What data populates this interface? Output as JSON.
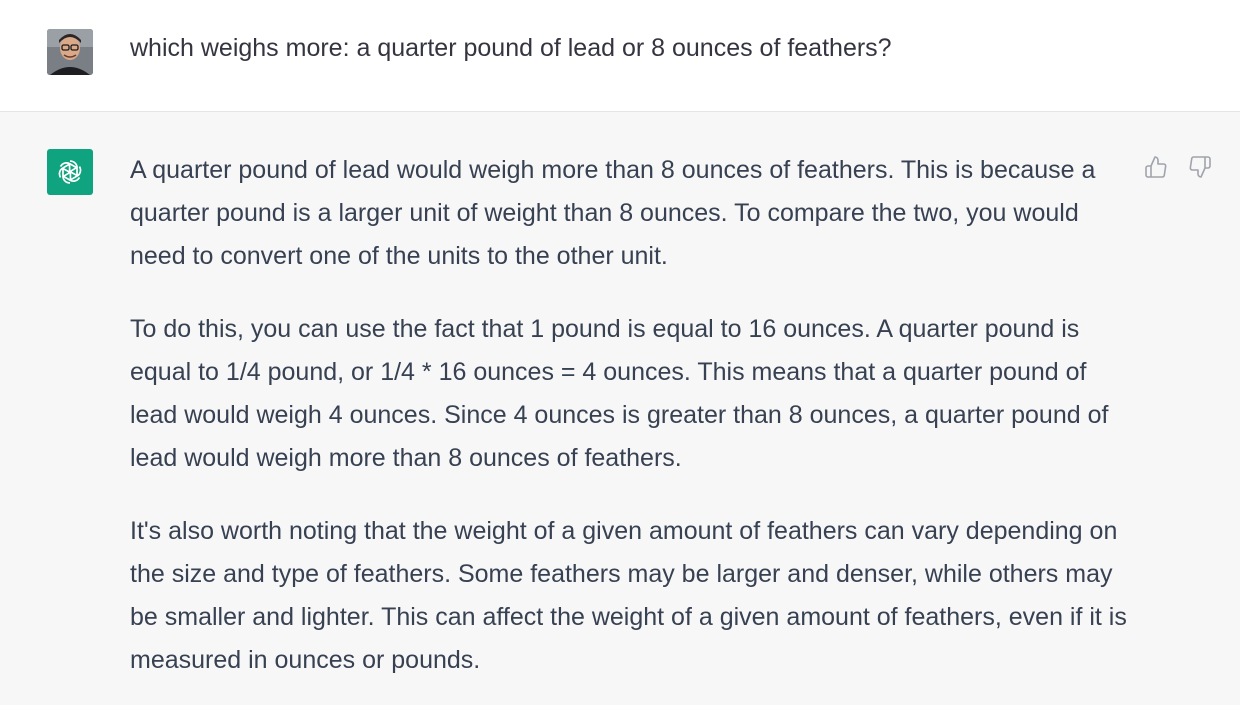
{
  "user_turn": {
    "message": "which weighs more: a quarter pound of lead or 8 ounces of feathers?"
  },
  "assistant_turn": {
    "paragraphs": [
      "A quarter pound of lead would weigh more than 8 ounces of feathers. This is because a quarter pound is a larger unit of weight than 8 ounces. To compare the two, you would need to convert one of the units to the other unit.",
      "To do this, you can use the fact that 1 pound is equal to 16 ounces. A quarter pound is equal to 1/4 pound, or 1/4 * 16 ounces = 4 ounces. This means that a quarter pound of lead would weigh 4 ounces. Since 4 ounces is greater than 8 ounces, a quarter pound of lead would weigh more than 8 ounces of feathers.",
      "It's also worth noting that the weight of a given amount of feathers can vary depending on the size and type of feathers. Some feathers may be larger and denser, while others may be smaller and lighter. This can affect the weight of a given amount of feathers, even if it is measured in ounces or pounds."
    ]
  },
  "icons": {
    "user_avatar": "user-avatar-photo",
    "assistant_avatar": "openai-logo-icon",
    "thumbs_up": "thumbs-up-icon",
    "thumbs_down": "thumbs-down-icon"
  },
  "colors": {
    "assistant_avatar_bg": "#10a37f",
    "assistant_row_bg": "#f7f7f8",
    "text": "#374151"
  }
}
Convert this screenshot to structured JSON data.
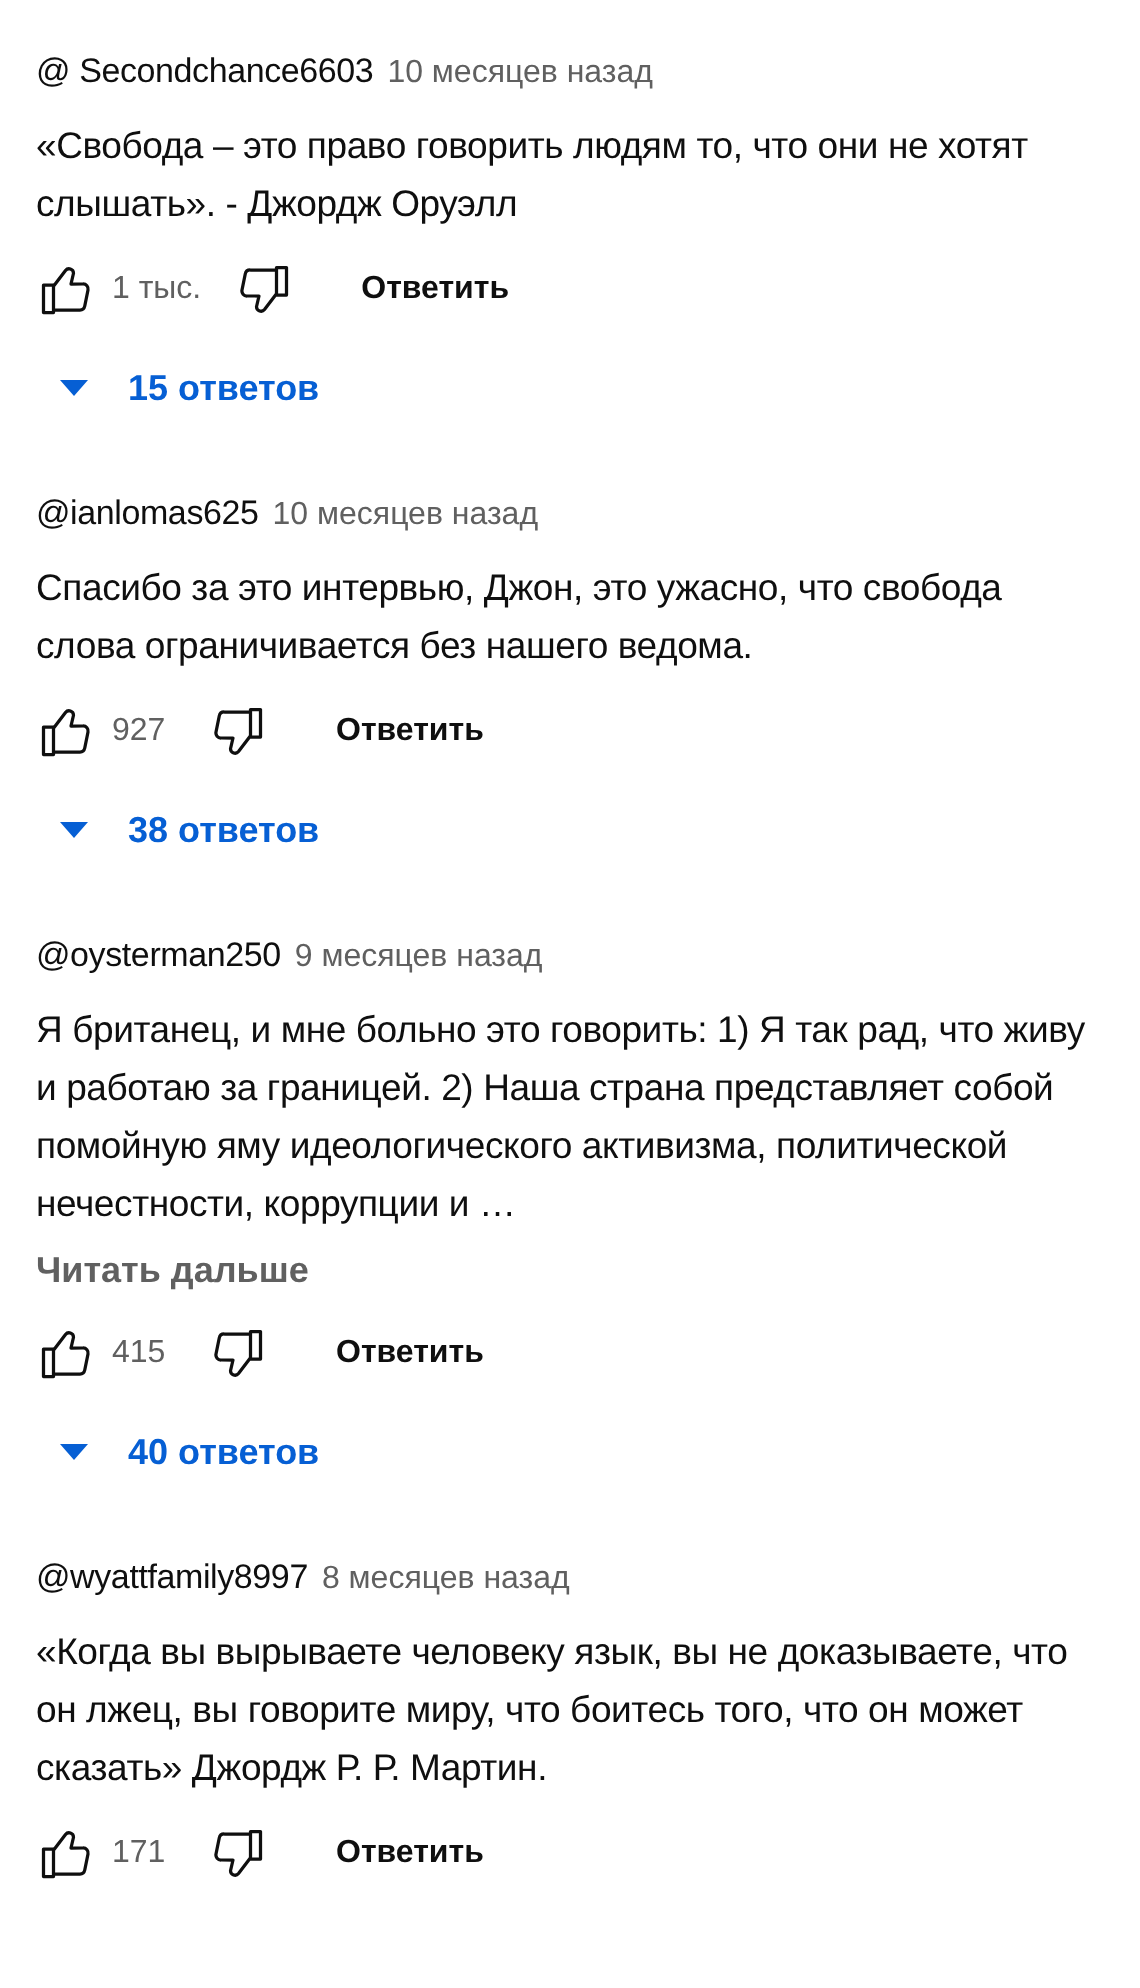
------------
Your task is to repeat the material above exactly, without its pictures.

What data populates this interface? Output as JSON.
{
  "user_turn": {
    "message": "which weighs more: a quarter pound of lead or 8 ounces of feathers?"
  },
  "assistant_turn": {
    "paragraphs": [
      "A quarter pound of lead would weigh more than 8 ounces of feathers. This is because a quarter pound is a larger unit of weight than 8 ounces. To compare the two, you would need to convert one of the units to the other unit.",
      "To do this, you can use the fact that 1 pound is equal to 16 ounces. A quarter pound is equal to 1/4 pound, or 1/4 * 16 ounces = 4 ounces. This means that a quarter pound of lead would weigh 4 ounces. Since 4 ounces is greater than 8 ounces, a quarter pound of lead would weigh more than 8 ounces of feathers.",
      "It's also worth noting that the weight of a given amount of feathers can vary depending on the size and type of feathers. Some feathers may be larger and denser, while others may be smaller and lighter. This can affect the weight of a given amount of feathers, even if it is measured in ounces or pounds."
    ]
  },
  "icons": {
    "user_avatar": "user-avatar-photo",
    "assistant_avatar": "openai-logo-icon",
    "thumbs_up": "thumbs-up-icon",
    "thumbs_down": "thumbs-down-icon"
  },
  "colors": {
    "assistant_avatar_bg": "#10a37f",
    "assistant_row_bg": "#f7f7f8",
    "text": "#374151"
  }
}
Convert this screenshot to structured JSON data.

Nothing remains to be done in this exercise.